━━━ Extracted records ━━━
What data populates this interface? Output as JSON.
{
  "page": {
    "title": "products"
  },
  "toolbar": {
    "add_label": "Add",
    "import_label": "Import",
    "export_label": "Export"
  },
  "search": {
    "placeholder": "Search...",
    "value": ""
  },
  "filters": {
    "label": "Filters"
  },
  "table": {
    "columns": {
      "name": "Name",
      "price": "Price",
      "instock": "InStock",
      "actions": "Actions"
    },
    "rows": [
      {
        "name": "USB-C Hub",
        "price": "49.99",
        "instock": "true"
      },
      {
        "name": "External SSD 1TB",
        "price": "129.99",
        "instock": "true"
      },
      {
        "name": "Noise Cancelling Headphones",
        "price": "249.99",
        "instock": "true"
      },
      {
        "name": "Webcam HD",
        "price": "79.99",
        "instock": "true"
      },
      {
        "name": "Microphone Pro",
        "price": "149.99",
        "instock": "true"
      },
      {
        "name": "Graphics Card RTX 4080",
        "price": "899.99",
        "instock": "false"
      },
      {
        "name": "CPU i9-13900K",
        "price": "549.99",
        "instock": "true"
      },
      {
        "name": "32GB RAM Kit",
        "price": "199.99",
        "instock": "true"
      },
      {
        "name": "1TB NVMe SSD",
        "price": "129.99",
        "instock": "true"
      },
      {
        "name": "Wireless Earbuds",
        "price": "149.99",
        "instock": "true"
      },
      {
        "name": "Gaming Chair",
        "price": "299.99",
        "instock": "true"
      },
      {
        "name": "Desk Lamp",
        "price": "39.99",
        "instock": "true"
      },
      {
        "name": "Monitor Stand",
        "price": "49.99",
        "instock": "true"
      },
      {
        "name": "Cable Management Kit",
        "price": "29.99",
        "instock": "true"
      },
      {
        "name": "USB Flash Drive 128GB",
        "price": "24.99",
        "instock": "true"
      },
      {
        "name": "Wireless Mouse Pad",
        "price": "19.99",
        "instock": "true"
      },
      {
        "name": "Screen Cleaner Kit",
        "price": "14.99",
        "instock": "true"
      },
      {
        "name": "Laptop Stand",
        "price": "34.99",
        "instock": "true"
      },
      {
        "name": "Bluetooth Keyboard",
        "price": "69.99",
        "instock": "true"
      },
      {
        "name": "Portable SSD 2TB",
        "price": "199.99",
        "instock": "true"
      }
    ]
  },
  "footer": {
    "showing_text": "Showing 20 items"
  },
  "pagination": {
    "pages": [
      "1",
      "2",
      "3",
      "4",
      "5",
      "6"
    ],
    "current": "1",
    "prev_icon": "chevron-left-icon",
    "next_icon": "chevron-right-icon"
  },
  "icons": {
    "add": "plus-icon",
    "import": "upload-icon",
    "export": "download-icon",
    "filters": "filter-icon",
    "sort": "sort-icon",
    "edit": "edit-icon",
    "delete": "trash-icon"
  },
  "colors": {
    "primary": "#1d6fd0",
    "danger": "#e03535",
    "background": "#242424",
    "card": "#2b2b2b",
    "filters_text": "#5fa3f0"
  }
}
━━━
━━━ Extracted records ━━━
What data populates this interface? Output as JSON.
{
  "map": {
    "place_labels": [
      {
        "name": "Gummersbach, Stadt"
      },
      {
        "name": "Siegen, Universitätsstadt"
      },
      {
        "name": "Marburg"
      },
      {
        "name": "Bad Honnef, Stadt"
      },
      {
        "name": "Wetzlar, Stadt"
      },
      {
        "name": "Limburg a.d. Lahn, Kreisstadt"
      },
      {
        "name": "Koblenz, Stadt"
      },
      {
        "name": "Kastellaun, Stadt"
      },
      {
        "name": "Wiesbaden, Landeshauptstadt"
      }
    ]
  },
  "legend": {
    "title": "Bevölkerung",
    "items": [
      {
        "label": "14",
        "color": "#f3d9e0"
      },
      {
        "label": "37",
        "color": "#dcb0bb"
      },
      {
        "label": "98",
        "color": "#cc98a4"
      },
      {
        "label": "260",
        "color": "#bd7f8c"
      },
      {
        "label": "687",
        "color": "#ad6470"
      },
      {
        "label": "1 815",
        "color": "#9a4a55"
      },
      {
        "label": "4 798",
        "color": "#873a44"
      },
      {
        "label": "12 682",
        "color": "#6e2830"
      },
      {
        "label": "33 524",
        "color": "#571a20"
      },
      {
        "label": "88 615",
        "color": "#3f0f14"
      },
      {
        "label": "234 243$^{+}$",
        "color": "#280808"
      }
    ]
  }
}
━━━
### Problem
Collect every line with the string "chevron" from the records, and copy each.

### Finished answer
    "prev_icon": "chevron-left-icon",
    "next_icon": "chevron-right-icon"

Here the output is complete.